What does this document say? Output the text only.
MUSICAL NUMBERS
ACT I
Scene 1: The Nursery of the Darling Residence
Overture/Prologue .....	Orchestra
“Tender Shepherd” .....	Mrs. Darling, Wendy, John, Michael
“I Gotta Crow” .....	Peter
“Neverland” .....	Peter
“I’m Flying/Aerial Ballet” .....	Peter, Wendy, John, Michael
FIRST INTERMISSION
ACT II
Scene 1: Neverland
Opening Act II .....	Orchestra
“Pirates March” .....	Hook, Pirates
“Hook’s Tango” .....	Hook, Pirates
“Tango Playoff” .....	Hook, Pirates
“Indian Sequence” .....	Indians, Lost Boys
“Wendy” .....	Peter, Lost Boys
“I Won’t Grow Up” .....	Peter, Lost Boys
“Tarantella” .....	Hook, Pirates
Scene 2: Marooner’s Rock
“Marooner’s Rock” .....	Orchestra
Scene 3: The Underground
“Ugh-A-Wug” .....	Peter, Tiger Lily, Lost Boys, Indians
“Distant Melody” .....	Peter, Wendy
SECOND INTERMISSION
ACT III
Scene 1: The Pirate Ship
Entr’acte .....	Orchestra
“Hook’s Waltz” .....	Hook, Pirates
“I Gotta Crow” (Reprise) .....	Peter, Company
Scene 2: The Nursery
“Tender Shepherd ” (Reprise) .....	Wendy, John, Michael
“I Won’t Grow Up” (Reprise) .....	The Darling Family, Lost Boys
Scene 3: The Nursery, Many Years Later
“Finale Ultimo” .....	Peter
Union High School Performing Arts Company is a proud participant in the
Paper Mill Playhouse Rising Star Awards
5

########################################

**OBJECTIVE:** Whichever lines contain the string "Company", select and copy them.

**RESPONSE TO THE TASK:**
“I Gotta Crow” (Reprise) .....	Peter, Company
Union High School Performing Arts Company is a proud participant in the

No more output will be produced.